↓
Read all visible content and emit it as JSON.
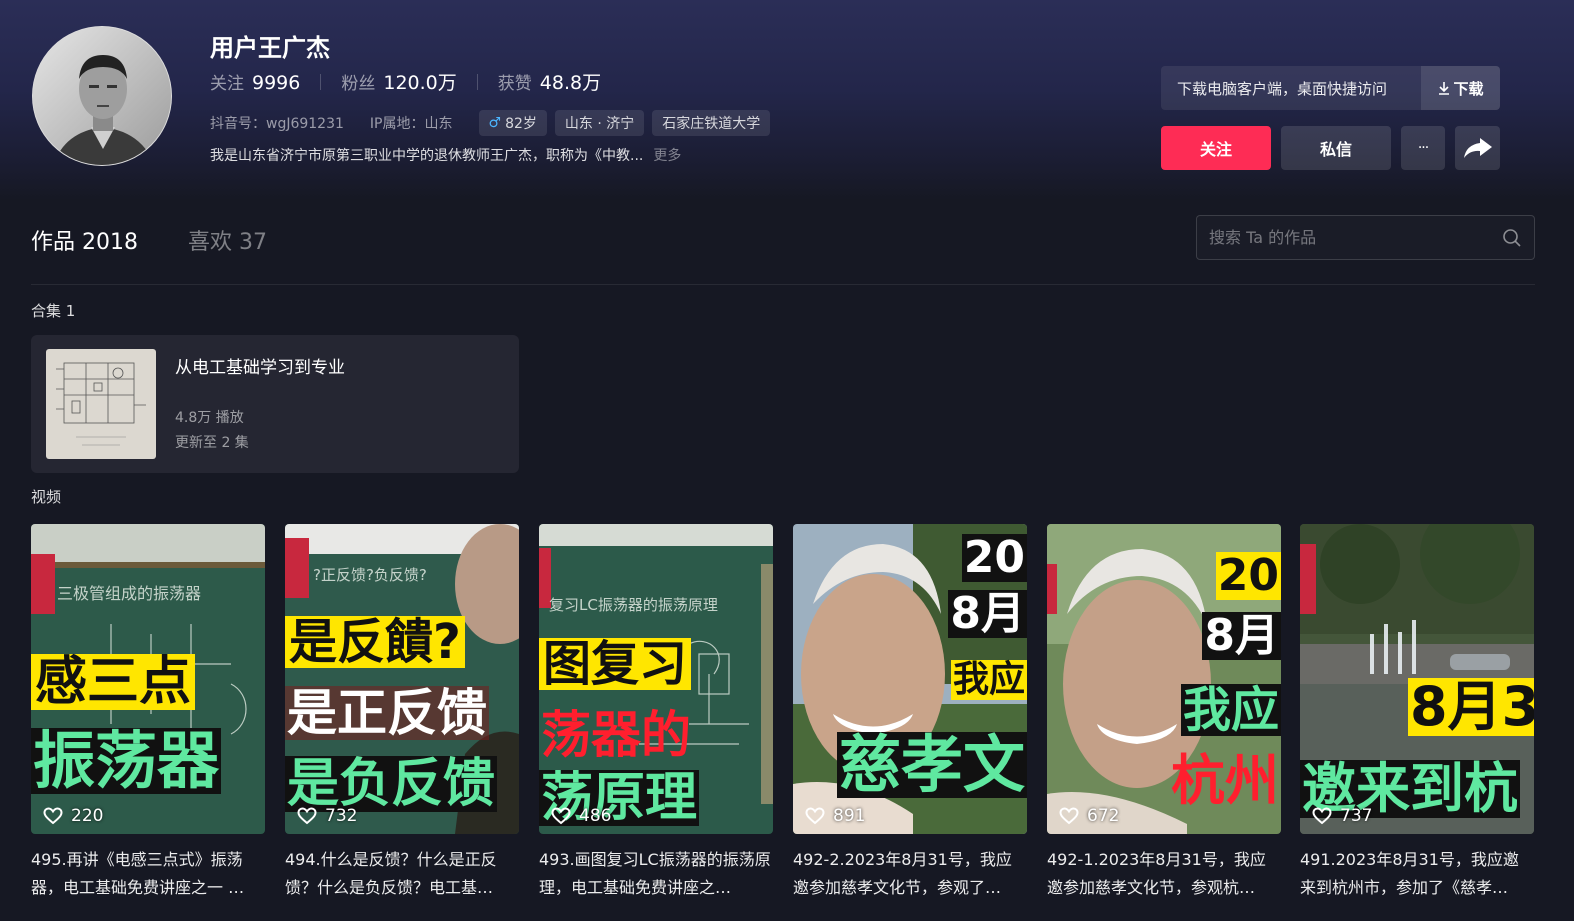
{
  "profile": {
    "name": "用户王广杰",
    "stats": [
      {
        "label": "关注",
        "value": "9996"
      },
      {
        "label": "粉丝",
        "value": "120.0万"
      },
      {
        "label": "获赞",
        "value": "48.8万"
      }
    ],
    "douyin_id": "抖音号：wgJ691231",
    "ip": "IP属地：山东",
    "tags": {
      "age": "82岁",
      "region": "山东 · 济宁",
      "school": "石家庄铁道大学"
    },
    "bio": "我是山东省济宁市原第三职业中学的退休教师王广杰，职称为《中教...",
    "bio_more": "更多"
  },
  "actions": {
    "download_text": "下载电脑客户端，桌面快捷访问",
    "download_btn": "下载",
    "follow": "关注",
    "message": "私信",
    "more": "···"
  },
  "tabs": [
    {
      "label": "作品",
      "count": "2018"
    },
    {
      "label": "喜欢",
      "count": "37"
    }
  ],
  "search": {
    "placeholder": "搜索 Ta 的作品"
  },
  "collection_section": {
    "label": "合集 1"
  },
  "collection": {
    "title": "从电工基础学习到专业",
    "plays": "4.8万 播放",
    "update": "更新至 2 集"
  },
  "videos_section": {
    "label": "视频"
  },
  "videos": [
    {
      "likes": "220",
      "title": "495.再讲《电感三点式》振荡器，电工基础免费讲座之一 …",
      "overlay": [
        "感三点",
        "振荡器"
      ],
      "chalk": "三极管组成的振荡器"
    },
    {
      "likes": "732",
      "title": "494.什么是反馈？什么是正反馈？什么是负反馈？电工基…",
      "overlay": [
        "是反饋?",
        "是正反馈",
        "是负反馈"
      ],
      "chalk": "?正反馈?负反馈?"
    },
    {
      "likes": "486",
      "title": "493.画图复习LC振荡器的振荡原理，电工基础免费讲座之…",
      "overlay": [
        "图复习",
        "荡器的",
        "荡原理"
      ],
      "chalk": "复习LC振荡器的振荡原理"
    },
    {
      "likes": "891",
      "title": "492-2.2023年8月31号，我应邀参加慈孝文化节，参观了…",
      "overlay": [
        "20",
        "8月",
        "我应",
        "慈孝文"
      ]
    },
    {
      "likes": "672",
      "title": "492-1.2023年8月31号，我应邀参加慈孝文化节，参观杭…",
      "overlay": [
        "20",
        "8月",
        "我应",
        "杭州"
      ]
    },
    {
      "likes": "737",
      "title": "491.2023年8月31号，我应邀来到杭州市，参加了《慈孝…",
      "overlay": [
        "8月3",
        "邀来到杭"
      ]
    }
  ],
  "colors": {
    "accent": "#fe2c55",
    "background": "#161823",
    "overlay_yellow": "#ffe600",
    "overlay_green": "#5fe8a0",
    "overlay_red": "#ff1f2e"
  }
}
↑
> WHAT YOU NEED TO DO
Show each line holding the word "我应邀参加慈孝文化节".

> ANSWER
      "title": "492-2.2023年8月31号，我应邀参加慈孝文化节，参观了…",
      "title": "492-1.2023年8月31号，我应邀参加慈孝文化节，参观杭…",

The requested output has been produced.